[Begin DATA TO PROCESS]

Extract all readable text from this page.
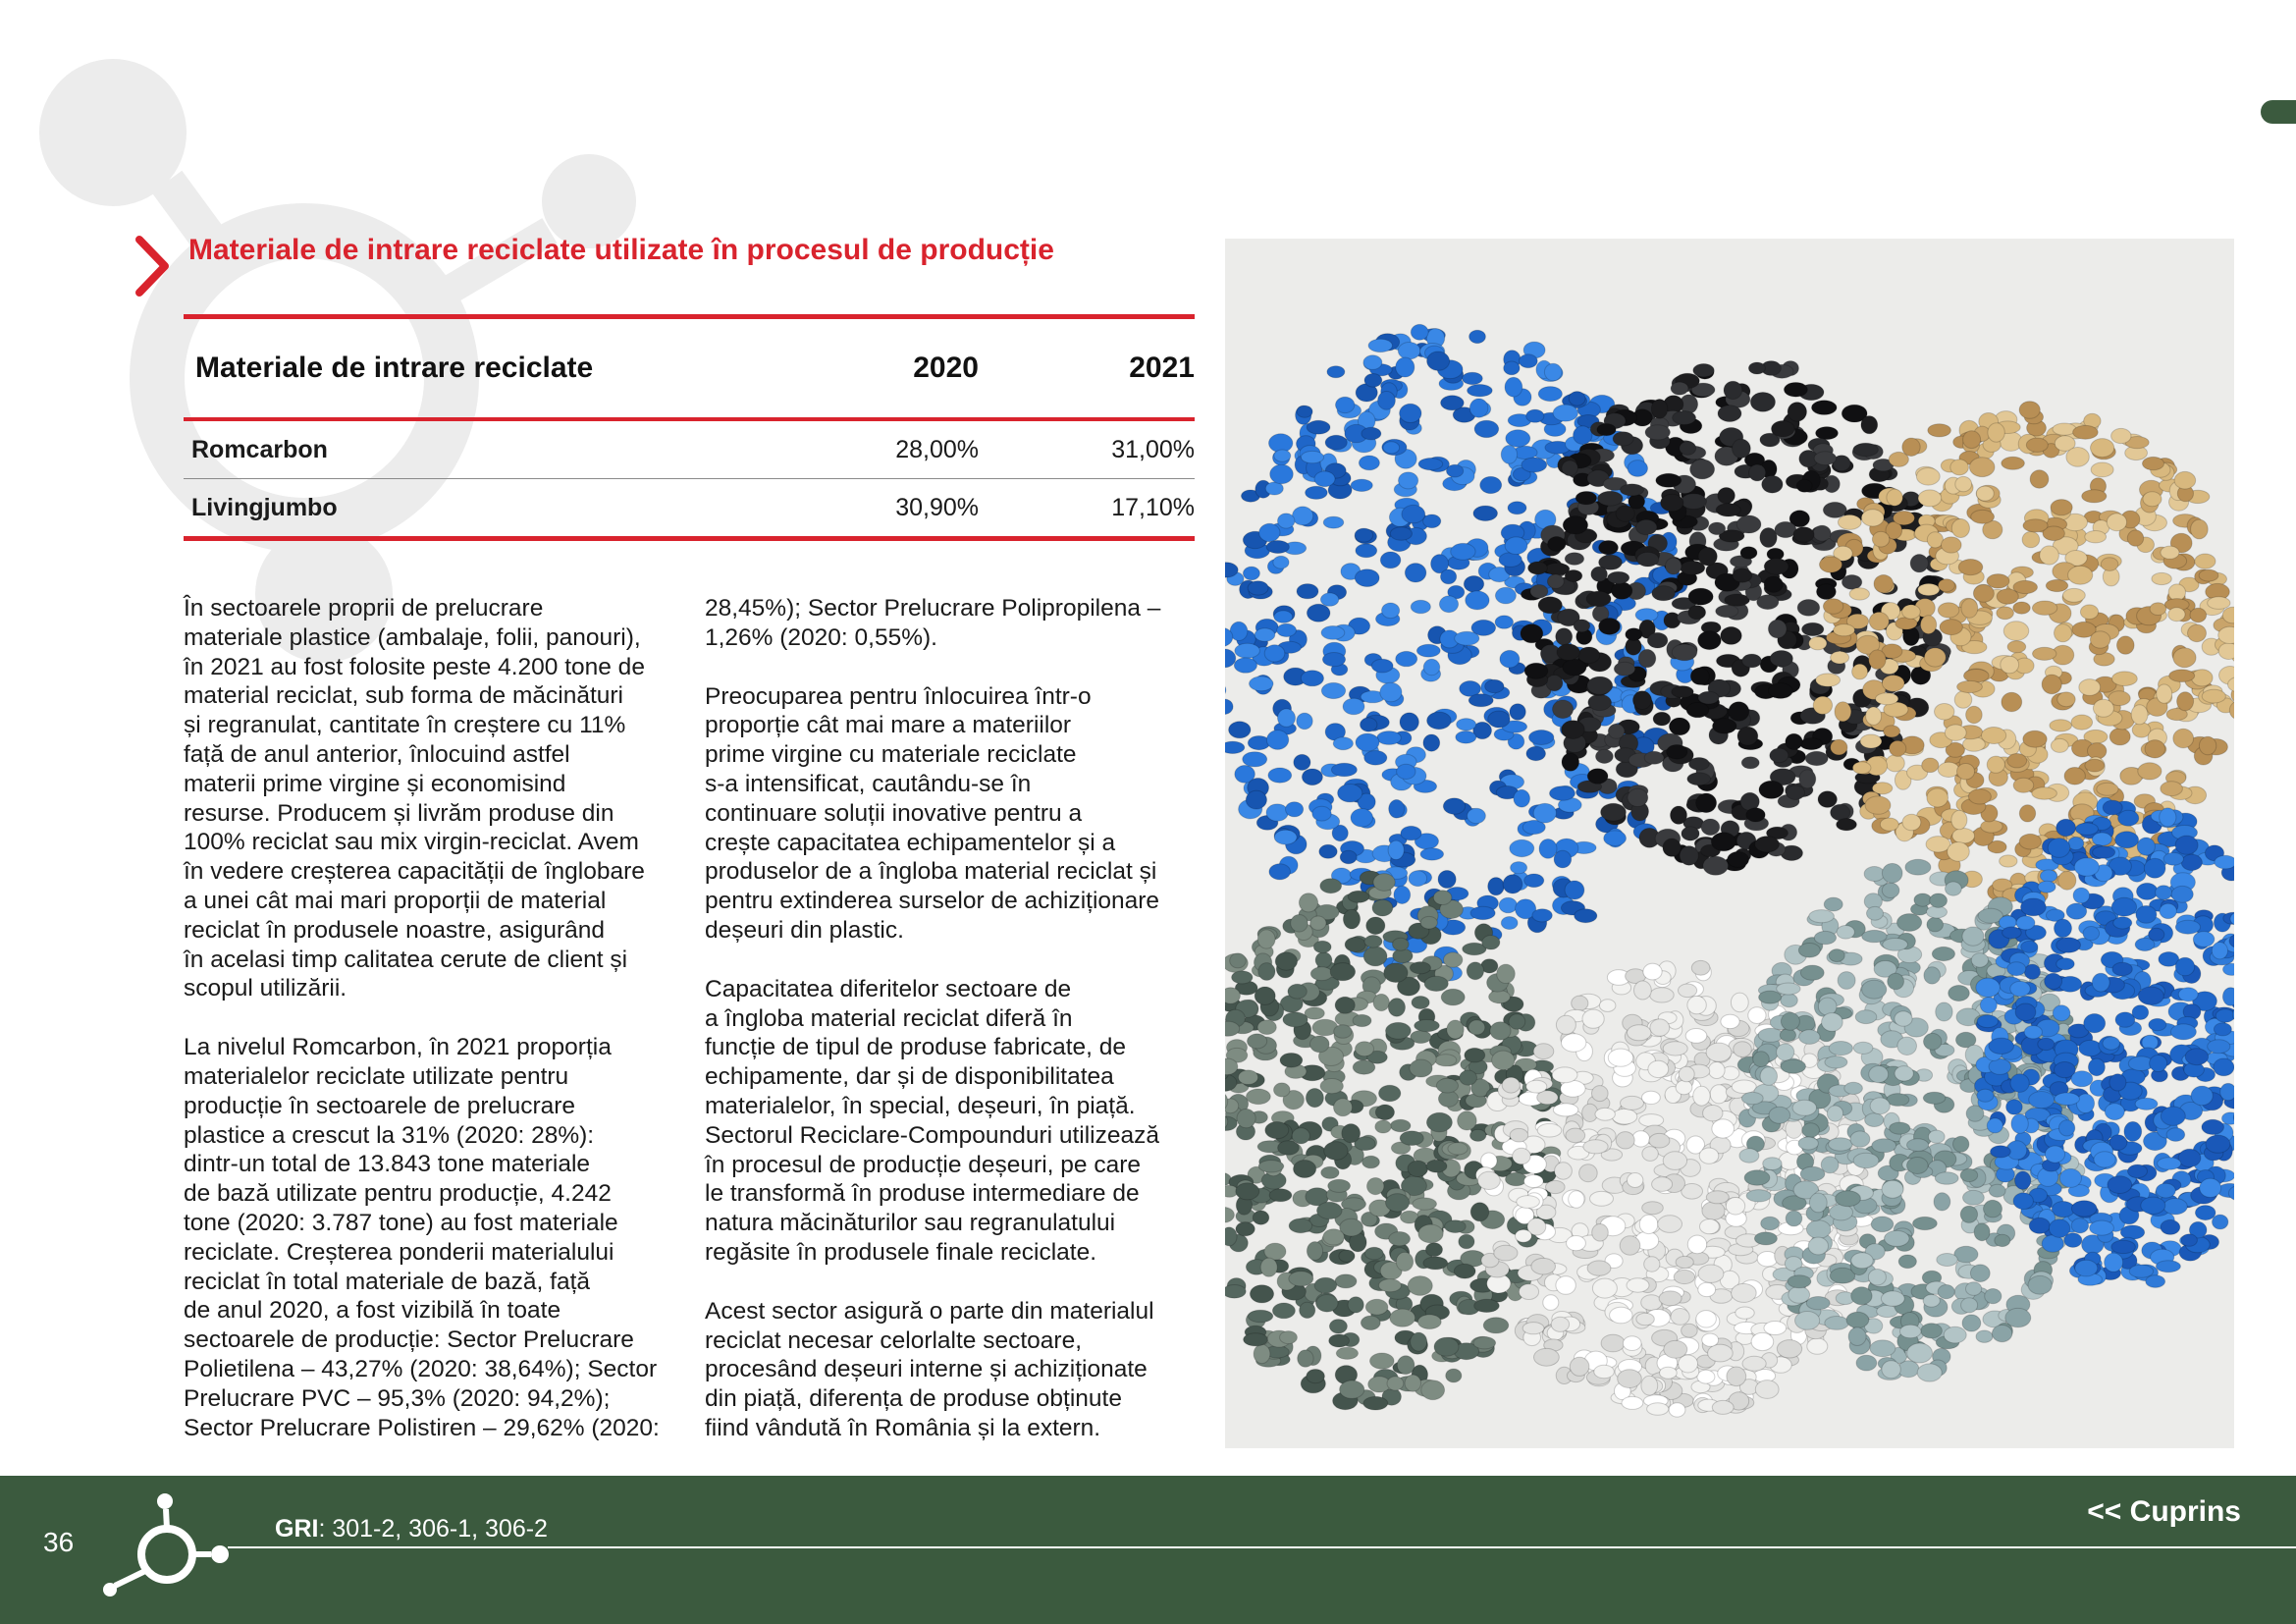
Materiale de intrare reciclate utilizate în procesul de producție
Materiale de intrare reciclate	2020	2021
Romcarbon	28,00%	31,00%
Livingjumbo	30,90%	17,10%

În sectoarele proprii de prelucrare
materiale plastice (ambalaje, folii, panouri),
în 2021 au fost folosite peste 4.200 tone de
material reciclat, sub forma de măcinături
și regranulat, cantitate în creștere cu 11%
față de anul anterior, înlocuind astfel
materii prime virgine și economisind
resurse. Producem și livrăm produse din
100% reciclat sau mix virgin-reciclat. Avem
în vedere creșterea capacității de înglobare
a unei cât mai mari proporții de material
reciclat în produsele noastre, asigurând
în acelasi timp calitatea cerute de client și
scopul utilizării.

La nivelul Romcarbon, în 2021 proporția
materialelor reciclate utilizate pentru
producție în sectoarele de prelucrare
plastice a crescut la 31% (2020: 28%):
dintr-un total de 13.843 tone materiale
de bază utilizate pentru producție, 4.242
tone (2020: 3.787 tone) au fost materiale
reciclate. Creșterea ponderii materialului
reciclat în total materiale de bază, față
de anul 2020, a fost vizibilă în toate
sectoarele de producție: Sector Prelucrare
Polietilena – 43,27% (2020: 38,64%); Sector
Prelucrare PVC – 95,3% (2020: 94,2%);
Sector Prelucrare Polistiren – 29,62% (2020:

28,45%); Sector Prelucrare Polipropilena –
1,26% (2020: 0,55%).

Preocuparea pentru înlocuirea într-o
proporție cât mai mare a materiilor
prime virgine cu materiale reciclate
s-a intensificat, cautându-se în
continuare soluții inovative pentru a
crește capacitatea echipamentelor și a
produselor de a îngloba material reciclat și
pentru extinderea surselor de achiziționare
deșeuri din plastic.

Capacitatea diferitelor sectoare de
a îngloba material reciclat diferă în
funcție de tipul de produse fabricate, de
echipamente, dar și de disponibilitatea
materialelor, în special, deșeuri, în piață.
Sectorul Reciclare-Compounduri utilizează
în procesul de producție deșeuri, pe care
le transformă în produse intermediare de
natura măcinăturilor sau regranulatului
regăsite în produsele finale reciclate.

Acest sector asigură o parte din materialul
reciclat necesar celorlalte sectoare,
procesând deșeuri interne și achiziționate
din piață, diferența de produse obținute
fiind vândută în România și la extern.

36	GRI: 301-2, 306-1, 306-2
<< Cuprins
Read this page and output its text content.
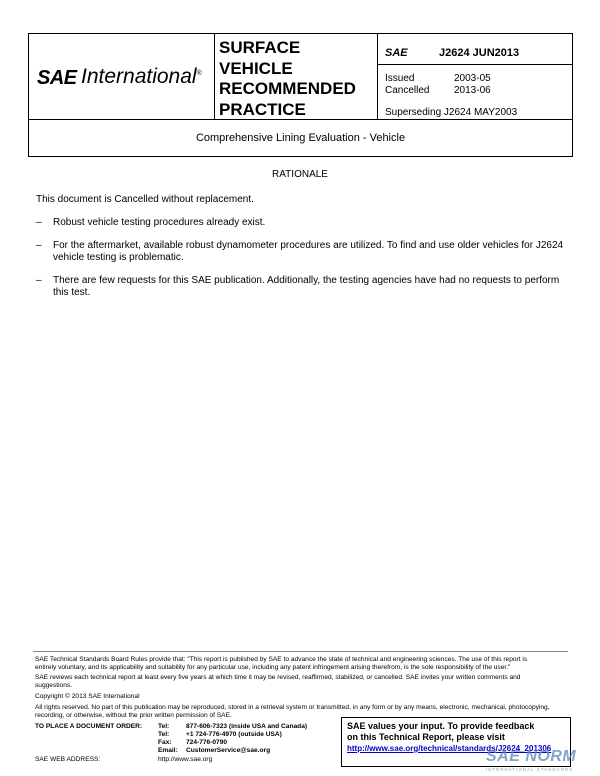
SAE International®
SURFACE
VEHICLE
RECOMMENDED
PRACTICE
SAE	J2624 JUN2013
Issued	2003-05
Cancelled 2013-06
Superseding J2624 MAY2003
Comprehensive Lining Evaluation - Vehicle
RATIONALE
This document is Cancelled without replacement.
– Robust vehicle testing procedures already exist.
– For the aftermarket, available robust dynamometer procedures are utilized. To find and use older vehicles for J2624
vehicle testing is problematic.
– There are few requests for this SAE publication. Additionally, the testing agencies have had no requests to perform
this test.
SAE Technical Standards Board Rules provide that: "This report is published by SAE to advance the state of technical and engineering sciences. The use of this report is
entirely voluntary, and its applicability and suitability for any particular use, including any patent infringement arising therefrom, is the sole responsibility of the user."
SAE reviews each technical report at least every five years at which time it may be revised, reaffirmed, stabilized, or cancelled. SAE invites your written comments and
suggestions.
Copyright © 2013 SAE International
All rights reserved. No part of this publication may be reproduced, stored in a retrieval system or transmitted, in any form or by any means, electronic, mechanical, photocopying,
recording, or otherwise, without the prior written permission of SAE.
TO PLACE A DOCUMENT ORDER: Tel:	877-606-7323 (inside USA and Canada)
Tel:	+1 724-776-4970 (outside USA)
Fax: 724-776-0790
Email: CustomerService@sae.org
SAE WEB ADDRESS:	http://www.sae.org
SAE values your input. To provide feedback
on this Technical Report, please visit
http://www.sae.org/technical/standards/J2624_201306
SAE NORM
INTERNATIONAL STANDARDS
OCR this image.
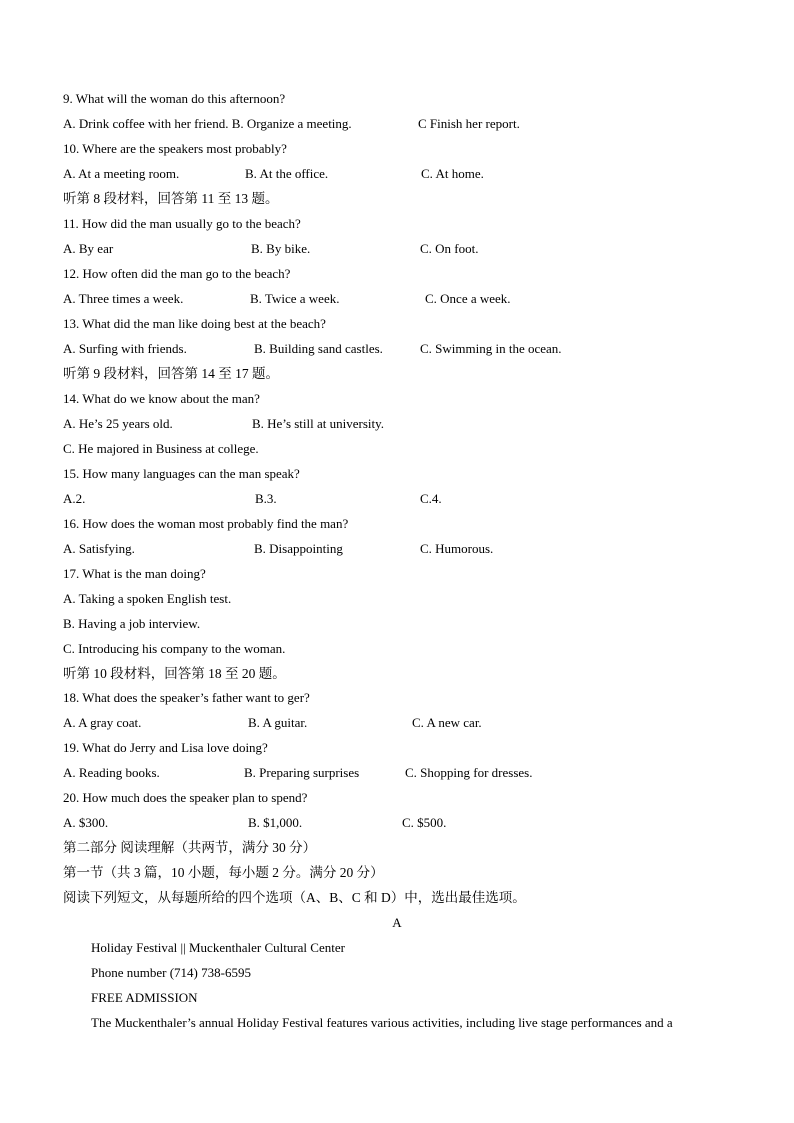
9. What will the woman do this afternoon?
A. Drink coffee with her friend. B. Organize a meeting.	C Finish her report.
10. Where are the speakers most probably?
A. At a meeting room.	B. At the office.	C. At home.
听第 8 段材料，回答第 11 至 13 题。
11. How did the man usually go to the beach?
A. By ear	B. By bike.	C. On foot.
12. How often did the man go to the beach?
A. Three times a week.	B. Twice a week.	C. Once a week.
13. What did the man like doing best at the beach?
A. Surfing with friends.	B. Building sand castles.	C. Swimming in the ocean.
听第 9 段材料，回答第 14 至 17 题。
14. What do we know about the man?
A. He’s 25 years old.	B. He’s still at university.
C. He majored in Business at college.
15. How many languages can the man speak?
A.2.	B.3.	C.4.
16. How does the woman most probably find the man?
A. Satisfying.	B. Disappointing	C. Humorous.
17. What is the man doing?
A. Taking a spoken English test.
B. Having a job interview.
C. Introducing his company to the woman.
听第 10 段材料，回答第 18 至 20 题。
18. What does the speaker’s father want to ger?
A. A gray coat.	B. A guitar.	C. A new car.
19. What do Jerry and Lisa love doing?
A. Reading books.	B. Preparing surprises	C. Shopping for dresses.
20. How much does the speaker plan to spend?
A. $300.	B. $1,000.	C. $500.
第二部分 阅读理解（共两节，满分 30 分）
第一节（共 3 篇，10 小题，每小题 2 分。满分 20 分）
阅读下列短文，从每题所给的四个选项（A、B、C 和 D）中，选出最佳选项。
A
Holiday Festival || Muckenthaler Cultural Center
Phone number (714) 738-6595
FREE ADMISSION
The Muckenthaler’s annual Holiday Festival features various activities, including live stage performances and a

[End DATA TO PROCESS]

WORK INSTRUCTIONS
The word "find" may occur in lines of the records. Report how many such lines there are, giving only the number.

FINAL ANSWER
2